╭─ Records shown

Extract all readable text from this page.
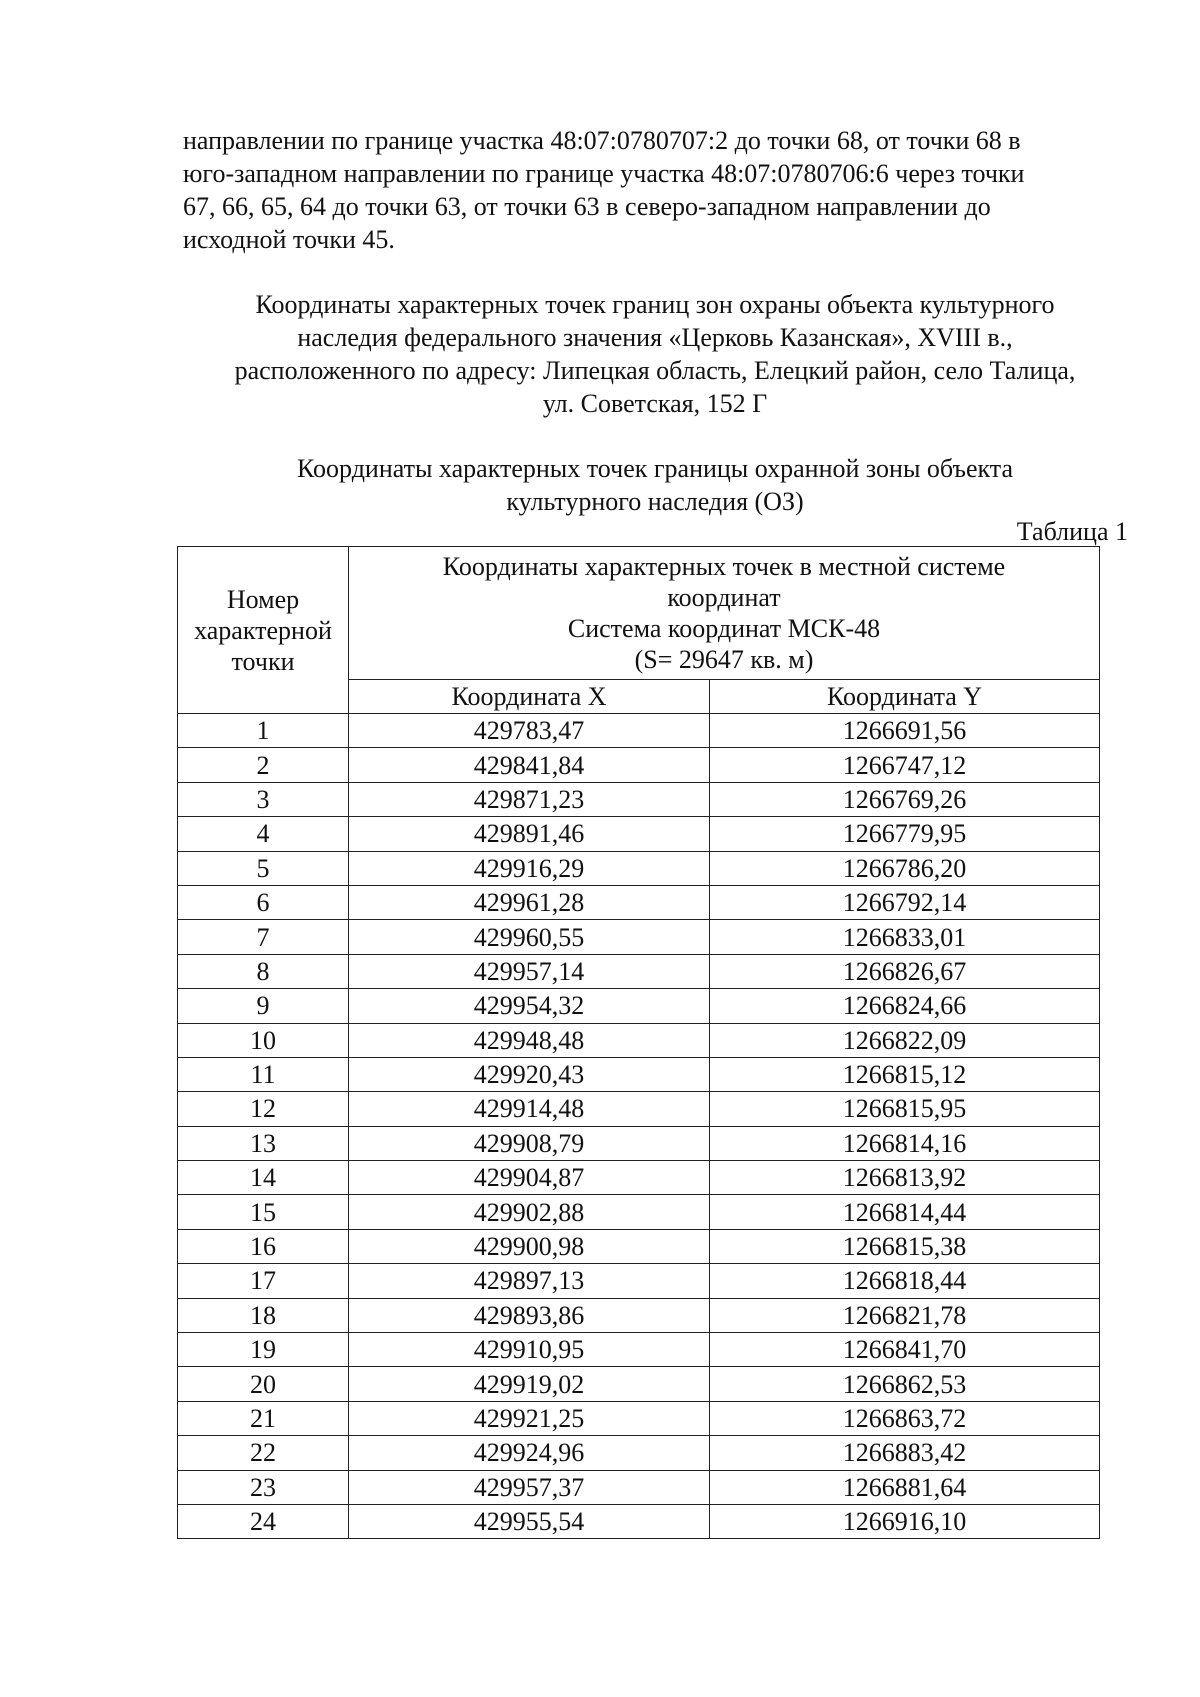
направлении по границе участка 48:07:0780707:2 до точки 68, от точки 68 в

юго-западном направлении по границе участка 48:07:0780706:6 через точки

67, 66, 65, 64 до точки 63, от точки 63 в северо-западном направлении до

исходной точки 45.

Координаты характерных точек границ зон охраны объекта культурного

наследия федерального значения «Церковь Казанская», XVIII в.,

расположенного по адресу: Липецкая область, Елецкий район, село Талица,

ул. Советская, 152 Г

Координаты характерных точек границы охранной зоны объекта

культурного наследия (ОЗ)

Таблица 1
Номер
характерной
точки	Координаты характерных точек в местной системе
координат
Система координат МСК-48
(S= 29647 кв. м)	

	Координата X	Координата Y
1	429783,47	1266691,56
2	429841,84	1266747,12
3	429871,23	1266769,26
4	429891,46	1266779,95
5	429916,29	1266786,20
6	429961,28	1266792,14
7	429960,55	1266833,01
8	429957,14	1266826,67
9	429954,32	1266824,66
10	429948,48	1266822,09
11	429920,43	1266815,12
12	429914,48	1266815,95
13	429908,79	1266814,16
14	429904,87	1266813,92
15	429902,88	1266814,44
16	429900,98	1266815,38
17	429897,13	1266818,44
18	429893,86	1266821,78
19	429910,95	1266841,70
20	429919,02	1266862,53
21	429921,25	1266863,72
22	429924,96	1266883,42
23	429957,37	1266881,64
24	429955,54	1266916,10
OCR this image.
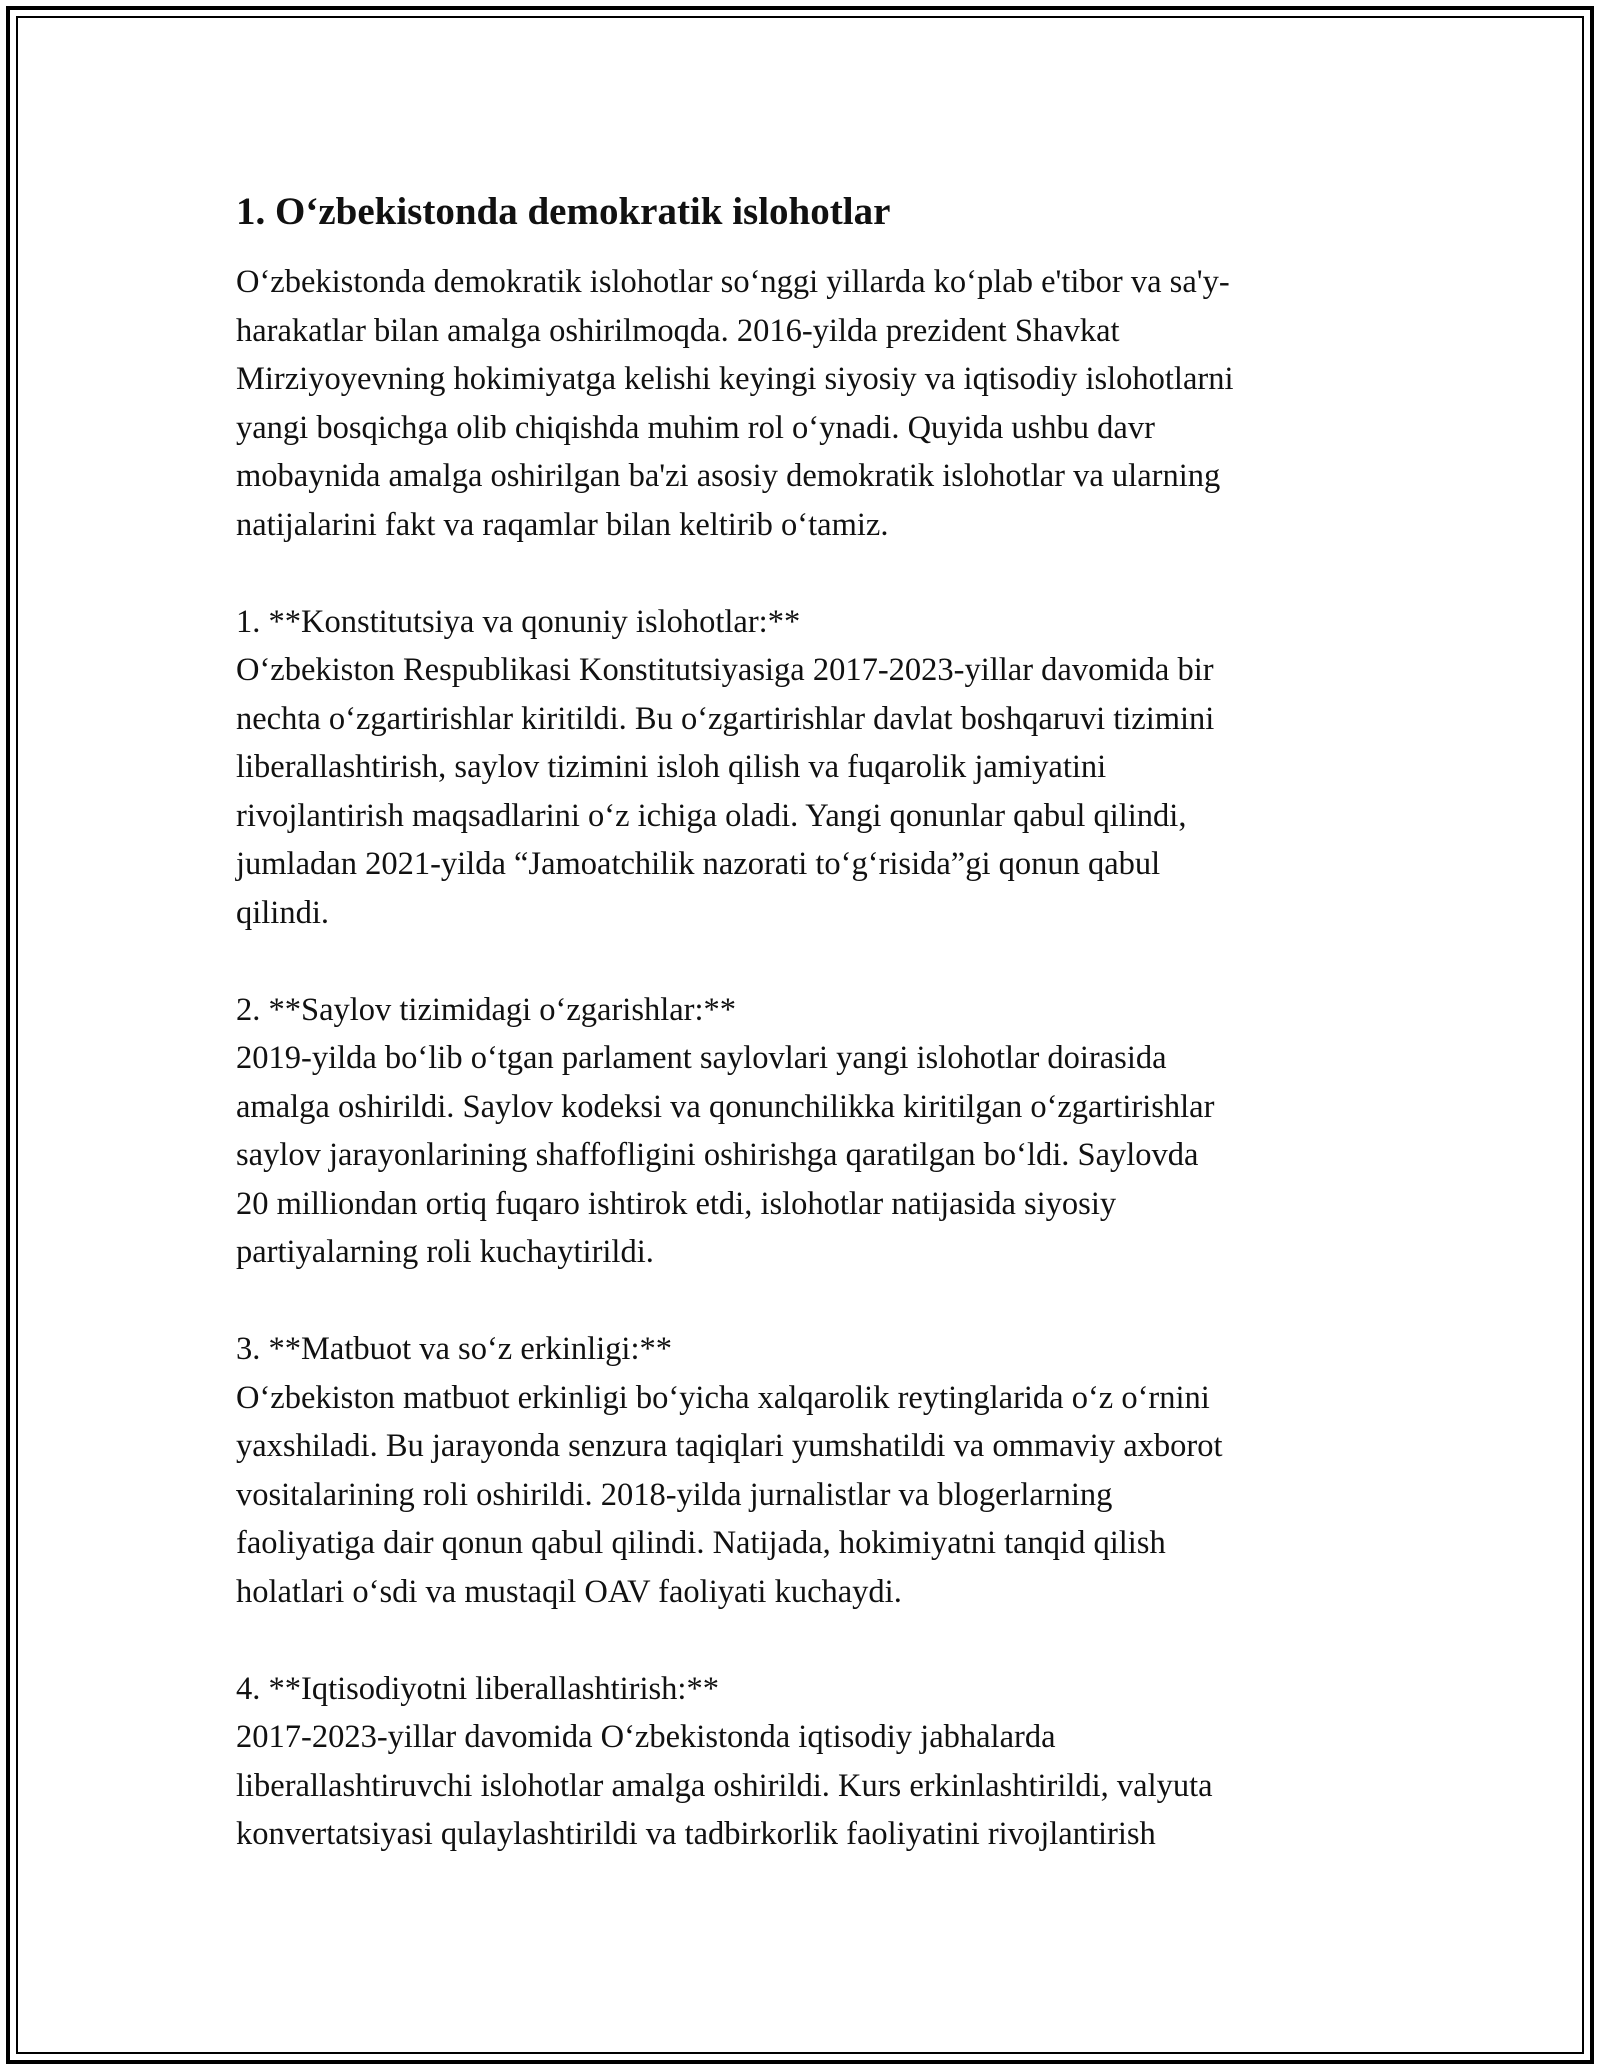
1. O‘zbekistonda demokratik islohotlar

O‘zbekistonda demokratik islohotlar so‘nggi yillarda ko‘plab e'tibor va sa'y-
harakatlar bilan amalga oshirilmoqda. 2016-yilda prezident Shavkat
Mirziyoyevning hokimiyatga kelishi keyingi siyosiy va iqtisodiy islohotlarni
yangi bosqichga olib chiqishda muhim rol o‘ynadi. Quyida ushbu davr
mobaynida amalga oshirilgan ba'zi asosiy demokratik islohotlar va ularning
natijalarini fakt va raqamlar bilan keltirib o‘tamiz.

1. **Konstitutsiya va qonuniy islohotlar:**

O‘zbekiston Respublikasi Konstitutsiyasiga 2017-2023-yillar davomida bir
nechta o‘zgartirishlar kiritildi. Bu o‘zgartirishlar davlat boshqaruvi tizimini
liberallashtirish, saylov tizimini isloh qilish va fuqarolik jamiyatini
rivojlantirish maqsadlarini o‘z ichiga oladi. Yangi qonunlar qabul qilindi,
jumladan 2021-yilda “Jamoatchilik nazorati to‘g‘risida”gi qonun qabul
qilindi.

2. **Saylov tizimidagi o‘zgarishlar:**

2019-yilda bo‘lib o‘tgan parlament saylovlari yangi islohotlar doirasida
amalga oshirildi. Saylov kodeksi va qonunchilikka kiritilgan o‘zgartirishlar
saylov jarayonlarining shaffofligini oshirishga qaratilgan bo‘ldi. Saylovda
20 milliondan ortiq fuqaro ishtirok etdi, islohotlar natijasida siyosiy
partiyalarning roli kuchaytirildi.

3. **Matbuot va so‘z erkinligi:**

O‘zbekiston matbuot erkinligi bo‘yicha xalqarolik reytinglarida o‘z o‘rnini
yaxshiladi. Bu jarayonda senzura taqiqlari yumshatildi va ommaviy axborot
vositalarining roli oshirildi. 2018-yilda jurnalistlar va blogerlarning
faoliyatiga dair qonun qabul qilindi. Natijada, hokimiyatni tanqid qilish
holatlari o‘sdi va mustaqil OAV faoliyati kuchaydi.

4. **Iqtisodiyotni liberallashtirish:**

2017-2023-yillar davomida O‘zbekistonda iqtisodiy jabhalarda
liberallashtiruvchi islohotlar amalga oshirildi. Kurs erkinlashtirildi, valyuta
konvertatsiyasi qulaylashtirildi va tadbirkorlik faoliyatini rivojlantirish
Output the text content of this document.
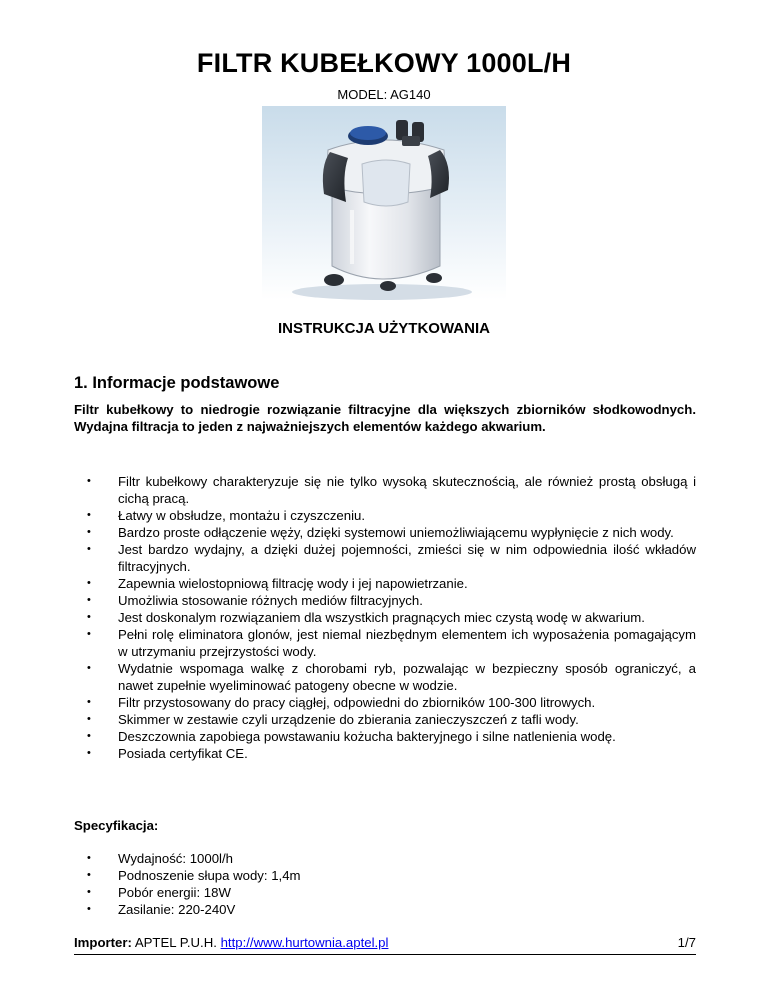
FILTR KUBEŁKOWY 1000L/H
MODEL: AG140
INSTRUKCJA UŻYTKOWANIA
1. Informacje podstawowe

Filtr kubełkowy to niedrogie rozwiązanie filtracyjne dla większych zbiorników słodkowodnych. Wydajna filtracja to jeden z najważniejszych elementów każdego akwarium.

• Filtr kubełkowy charakteryzuje się nie tylko wysoką skutecznością, ale również prostą obsługą i cichą pracą.
• Łatwy w obsłudze, montażu i czyszczeniu.
• Bardzo proste odłączenie węży, dzięki systemowi uniemożliwiającemu wypłynięcie z nich wody.
• Jest bardzo wydajny, a dzięki dużej pojemności, zmieści się w nim odpowiednia ilość wkładów filtracyjnych.
• Zapewnia wielostopniową filtrację wody i jej napowietrzanie.
• Umożliwia stosowanie różnych mediów filtracyjnych.
• Jest doskonalym rozwiązaniem dla wszystkich pragnących miec czystą wodę w akwarium.
• Pełni rolę eliminatora glonów, jest niemal niezbędnym elementem ich wyposażenia pomagającym w utrzymaniu przejrzystości wody.
• Wydatnie wspomaga walkę z chorobami ryb, pozwalając w bezpieczny sposób ograniczyć, a nawet zupełnie wyeliminować patogeny obecne w wodzie.
• Filtr przystosowany do pracy ciągłej, odpowiedni do zbiorników 100-300 litrowych.
• Skimmer w zestawie czyli urządzenie do zbierania zanieczyszczeń z tafli wody.
• Deszczownia zapobiega powstawaniu kożucha bakteryjnego i silne natlenienia wodę.
• Posiada certyfikat CE.
Specyfikacja:
• Wydajność: 1000l/h
• Podnoszenie słupa wody: 1,4m
• Pobór energii: 18W
• Zasilanie: 220-240V
Importer: APTEL P.U.H. http://www.hurtownia.aptel.pl	1/7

╰─

Stated task » Transcribe the preceding listing in its entirety and with exact wording, leaving out pictures.

Output for this task »
Extract all readable text from this page.
направлении по границе участка 48:07:0780707:2 до точки 68, от точки 68 в

юго-западном направлении по границе участка 48:07:0780706:6 через точки

67, 66, 65, 64 до точки 63, от точки 63 в северо-западном направлении до

исходной точки 45.

Координаты характерных точек границ зон охраны объекта культурного

наследия федерального значения «Церковь Казанская», XVIII в.,

расположенного по адресу: Липецкая область, Елецкий район, село Талица,

ул. Советская, 152 Г

Координаты характерных точек границы охранной зоны объекта

культурного наследия (ОЗ)

Таблица 1
Номер
характерной
точки	Координаты характерных точек в местной системе
координат
Система координат МСК-48
(S= 29647 кв. м)	

	Координата X	Координата Y
1	429783,47	1266691,56
2	429841,84	1266747,12
3	429871,23	1266769,26
4	429891,46	1266779,95
5	429916,29	1266786,20
6	429961,28	1266792,14
7	429960,55	1266833,01
8	429957,14	1266826,67
9	429954,32	1266824,66
10	429948,48	1266822,09
11	429920,43	1266815,12
12	429914,48	1266815,95
13	429908,79	1266814,16
14	429904,87	1266813,92
15	429902,88	1266814,44
16	429900,98	1266815,38
17	429897,13	1266818,44
18	429893,86	1266821,78
19	429910,95	1266841,70
20	429919,02	1266862,53
21	429921,25	1266863,72
22	429924,96	1266883,42
23	429957,37	1266881,64
24	429955,54	1266916,10
OCR this image.
1. O‘zbekistonda demokratik islohotlar

O‘zbekistonda demokratik islohotlar so‘nggi yillarda ko‘plab e'tibor va sa'y-
harakatlar bilan amalga oshirilmoqda. 2016-yilda prezident Shavkat
Mirziyoyevning hokimiyatga kelishi keyingi siyosiy va iqtisodiy islohotlarni
yangi bosqichga olib chiqishda muhim rol o‘ynadi. Quyida ushbu davr
mobaynida amalga oshirilgan ba'zi asosiy demokratik islohotlar va ularning
natijalarini fakt va raqamlar bilan keltirib o‘tamiz.

1. **Konstitutsiya va qonuniy islohotlar:**

O‘zbekiston Respublikasi Konstitutsiyasiga 2017-2023-yillar davomida bir
nechta o‘zgartirishlar kiritildi. Bu o‘zgartirishlar davlat boshqaruvi tizimini
liberallashtirish, saylov tizimini isloh qilish va fuqarolik jamiyatini
rivojlantirish maqsadlarini o‘z ichiga oladi. Yangi qonunlar qabul qilindi,
jumladan 2021-yilda “Jamoatchilik nazorati to‘g‘risida”gi qonun qabul
qilindi.

2. **Saylov tizimidagi o‘zgarishlar:**

2019-yilda bo‘lib o‘tgan parlament saylovlari yangi islohotlar doirasida
amalga oshirildi. Saylov kodeksi va qonunchilikka kiritilgan o‘zgartirishlar
saylov jarayonlarining shaffofligini oshirishga qaratilgan bo‘ldi. Saylovda
20 milliondan ortiq fuqaro ishtirok etdi, islohotlar natijasida siyosiy
partiyalarning roli kuchaytirildi.

3. **Matbuot va so‘z erkinligi:**

O‘zbekiston matbuot erkinligi bo‘yicha xalqarolik reytinglarida o‘z o‘rnini
yaxshiladi. Bu jarayonda senzura taqiqlari yumshatildi va ommaviy axborot
vositalarining roli oshirildi. 2018-yilda jurnalistlar va blogerlarning
faoliyatiga dair qonun qabul qilindi. Natijada, hokimiyatni tanqid qilish
holatlari o‘sdi va mustaqil OAV faoliyati kuchaydi.

4. **Iqtisodiyotni liberallashtirish:**

2017-2023-yillar davomida O‘zbekistonda iqtisodiy jabhalarda
liberallashtiruvchi islohotlar amalga oshirildi. Kurs erkinlashtirildi, valyuta
konvertatsiyasi qulaylashtirildi va tadbirkorlik faoliyatini rivojlantirish
Output the text content of this document.
FILTR KUBEŁKOWY 1000L/H
MODEL: AG140
INSTRUKCJA UŻYTKOWANIA
1. Informacje podstawowe

Filtr kubełkowy to niedrogie rozwiązanie filtracyjne dla większych zbiorników słodkowodnych. Wydajna filtracja to jeden z najważniejszych elementów każdego akwarium.

• Filtr kubełkowy charakteryzuje się nie tylko wysoką skutecznością, ale również prostą obsługą i cichą pracą.
• Łatwy w obsłudze, montażu i czyszczeniu.
• Bardzo proste odłączenie węży, dzięki systemowi uniemożliwiającemu wypłynięcie z nich wody.
• Jest bardzo wydajny, a dzięki dużej pojemności, zmieści się w nim odpowiednia ilość wkładów filtracyjnych.
• Zapewnia wielostopniową filtrację wody i jej napowietrzanie.
• Umożliwia stosowanie różnych mediów filtracyjnych.
• Jest doskonalym rozwiązaniem dla wszystkich pragnących miec czystą wodę w akwarium.
• Pełni rolę eliminatora glonów, jest niemal niezbędnym elementem ich wyposażenia pomagającym w utrzymaniu przejrzystości wody.
• Wydatnie wspomaga walkę z chorobami ryb, pozwalając w bezpieczny sposób ograniczyć, a nawet zupełnie wyeliminować patogeny obecne w wodzie.
• Filtr przystosowany do pracy ciągłej, odpowiedni do zbiorników 100-300 litrowych.
• Skimmer w zestawie czyli urządzenie do zbierania zanieczyszczeń z tafli wody.
• Deszczownia zapobiega powstawaniu kożucha bakteryjnego i silne natlenienia wodę.
• Posiada certyfikat CE.
Specyfikacja:
• Wydajność: 1000l/h
• Podnoszenie słupa wody: 1,4m
• Pobór energii: 18W
• Zasilanie: 220-240V
Importer: APTEL P.U.H. http://www.hurtownia.aptel.pl	1/7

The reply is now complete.